Gather every line from the entries below that includes "lang".

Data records
** start **
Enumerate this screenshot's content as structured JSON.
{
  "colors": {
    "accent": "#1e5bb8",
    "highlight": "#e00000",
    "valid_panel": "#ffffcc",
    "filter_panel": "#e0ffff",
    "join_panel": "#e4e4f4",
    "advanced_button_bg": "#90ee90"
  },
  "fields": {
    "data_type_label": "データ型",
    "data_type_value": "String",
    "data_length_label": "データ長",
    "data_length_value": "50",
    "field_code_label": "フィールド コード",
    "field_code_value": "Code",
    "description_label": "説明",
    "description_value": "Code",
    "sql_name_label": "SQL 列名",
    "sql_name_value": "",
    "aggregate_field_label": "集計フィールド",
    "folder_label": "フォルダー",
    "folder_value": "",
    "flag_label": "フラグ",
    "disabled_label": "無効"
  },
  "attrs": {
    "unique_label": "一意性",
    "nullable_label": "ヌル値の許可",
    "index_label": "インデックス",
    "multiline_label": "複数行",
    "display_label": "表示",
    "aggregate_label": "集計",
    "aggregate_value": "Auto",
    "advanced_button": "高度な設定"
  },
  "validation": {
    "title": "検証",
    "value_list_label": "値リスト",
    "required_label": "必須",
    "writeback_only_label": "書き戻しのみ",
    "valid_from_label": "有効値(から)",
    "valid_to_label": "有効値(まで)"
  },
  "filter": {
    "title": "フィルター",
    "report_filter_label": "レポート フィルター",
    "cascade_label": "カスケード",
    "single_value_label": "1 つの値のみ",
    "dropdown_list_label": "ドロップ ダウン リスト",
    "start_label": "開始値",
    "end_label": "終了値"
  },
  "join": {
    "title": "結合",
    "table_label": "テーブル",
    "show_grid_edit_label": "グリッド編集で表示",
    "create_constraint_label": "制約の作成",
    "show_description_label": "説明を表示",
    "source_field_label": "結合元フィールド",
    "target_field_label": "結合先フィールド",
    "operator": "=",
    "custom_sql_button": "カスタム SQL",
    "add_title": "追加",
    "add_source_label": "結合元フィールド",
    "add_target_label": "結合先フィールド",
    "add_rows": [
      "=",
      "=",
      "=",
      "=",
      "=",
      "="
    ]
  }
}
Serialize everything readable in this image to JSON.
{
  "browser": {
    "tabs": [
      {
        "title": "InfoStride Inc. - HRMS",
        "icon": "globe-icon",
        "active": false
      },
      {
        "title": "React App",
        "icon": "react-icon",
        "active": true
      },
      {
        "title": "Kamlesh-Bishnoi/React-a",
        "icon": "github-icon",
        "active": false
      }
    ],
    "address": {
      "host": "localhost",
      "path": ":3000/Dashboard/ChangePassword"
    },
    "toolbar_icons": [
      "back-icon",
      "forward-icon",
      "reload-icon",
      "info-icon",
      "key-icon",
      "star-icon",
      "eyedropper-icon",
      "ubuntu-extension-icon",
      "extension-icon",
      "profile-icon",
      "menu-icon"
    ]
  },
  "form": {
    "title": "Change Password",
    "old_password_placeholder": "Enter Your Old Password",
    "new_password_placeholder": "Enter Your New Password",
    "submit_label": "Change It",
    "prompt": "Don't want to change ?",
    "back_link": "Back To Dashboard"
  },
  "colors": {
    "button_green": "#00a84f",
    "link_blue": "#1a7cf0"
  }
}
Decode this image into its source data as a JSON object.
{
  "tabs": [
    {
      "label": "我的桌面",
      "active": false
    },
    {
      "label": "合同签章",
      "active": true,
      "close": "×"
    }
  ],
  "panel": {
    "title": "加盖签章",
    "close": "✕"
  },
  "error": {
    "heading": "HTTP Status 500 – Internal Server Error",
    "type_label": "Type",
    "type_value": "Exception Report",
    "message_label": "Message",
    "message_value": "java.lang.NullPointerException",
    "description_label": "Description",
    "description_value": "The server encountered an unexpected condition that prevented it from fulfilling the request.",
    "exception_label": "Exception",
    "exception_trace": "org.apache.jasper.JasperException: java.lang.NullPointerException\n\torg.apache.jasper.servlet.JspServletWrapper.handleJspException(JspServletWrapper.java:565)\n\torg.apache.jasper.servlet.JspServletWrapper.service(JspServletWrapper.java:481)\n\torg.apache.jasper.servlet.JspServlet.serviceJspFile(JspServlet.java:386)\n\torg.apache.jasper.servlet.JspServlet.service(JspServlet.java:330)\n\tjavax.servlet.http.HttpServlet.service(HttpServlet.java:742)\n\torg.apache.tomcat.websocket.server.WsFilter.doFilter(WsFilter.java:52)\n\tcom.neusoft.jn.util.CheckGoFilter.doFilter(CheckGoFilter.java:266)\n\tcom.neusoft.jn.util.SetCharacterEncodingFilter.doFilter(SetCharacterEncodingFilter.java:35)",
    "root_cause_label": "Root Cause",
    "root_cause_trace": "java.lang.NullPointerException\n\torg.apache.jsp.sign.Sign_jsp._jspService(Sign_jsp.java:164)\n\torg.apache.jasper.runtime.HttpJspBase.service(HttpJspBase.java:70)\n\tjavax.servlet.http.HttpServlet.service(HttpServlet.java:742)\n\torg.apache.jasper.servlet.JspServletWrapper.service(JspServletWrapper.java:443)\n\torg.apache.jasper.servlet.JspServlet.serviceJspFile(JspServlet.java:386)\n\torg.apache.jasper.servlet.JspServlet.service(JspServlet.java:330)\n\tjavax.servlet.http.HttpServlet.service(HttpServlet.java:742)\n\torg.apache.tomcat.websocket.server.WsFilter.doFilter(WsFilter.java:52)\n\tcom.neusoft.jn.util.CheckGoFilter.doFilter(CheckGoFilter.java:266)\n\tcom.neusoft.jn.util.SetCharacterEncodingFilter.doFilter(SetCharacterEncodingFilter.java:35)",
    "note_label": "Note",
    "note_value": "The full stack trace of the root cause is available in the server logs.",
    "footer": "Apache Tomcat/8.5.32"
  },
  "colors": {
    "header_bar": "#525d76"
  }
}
** end **
» **Right answer**
    "message_value": "java.lang.NullPointerException",
    "exception_trace": "org.apache.jasper.JasperException: java.lang.NullPointerException\n\torg.apache.jasper.servlet.JspServletWrapper.handleJspException(JspServletWrapper.java:565)\n\torg.apache.jasper.servlet.JspServletWrapper.service(JspServletWrapper.java:481)\n\torg.apache.jasper.servlet.JspServlet.serviceJspFile(JspServlet.java:386)\n\torg.apache.jasper.servlet.JspServlet.service(JspServlet.java:330)\n\tjavax.servlet.http.HttpServlet.service(HttpServlet.java:742)\n\torg.apache.tomcat.websocket.server.WsFilter.doFilter(WsFilter.java:52)\n\tcom.neusoft.jn.util.CheckGoFilter.doFilter(CheckGoFilter.java:266)\n\tcom.neusoft.jn.util.SetCharacterEncodingFilter.doFilter(SetCharacterEncodingFilter.java:35)",
    "root_cause_trace": "java.lang.NullPointerException\n\torg.apache.jsp.sign.Sign_jsp._jspService(Sign_jsp.java:164)\n\torg.apache.jasper.runtime.HttpJspBase.service(HttpJspBase.java:70)\n\tjavax.servlet.http.HttpServlet.service(HttpServlet.java:742)\n\torg.apache.jasper.servlet.JspServletWrapper.service(JspServletWrapper.java:443)\n\torg.apache.jasper.servlet.JspServlet.serviceJspFile(JspServlet.java:386)\n\torg.apache.jasper.servlet.JspServlet.service(JspServlet.java:330)\n\tjavax.servlet.http.HttpServlet.service(HttpServlet.java:742)\n\torg.apache.tomcat.websocket.server.WsFilter.doFilter(WsFilter.java:52)\n\tcom.neusoft.jn.util.CheckGoFilter.doFilter(CheckGoFilter.java:266)\n\tcom.neusoft.jn.util.SetCharacterEncodingFilter.doFilter(SetCharacterEncodingFilter.java:35)",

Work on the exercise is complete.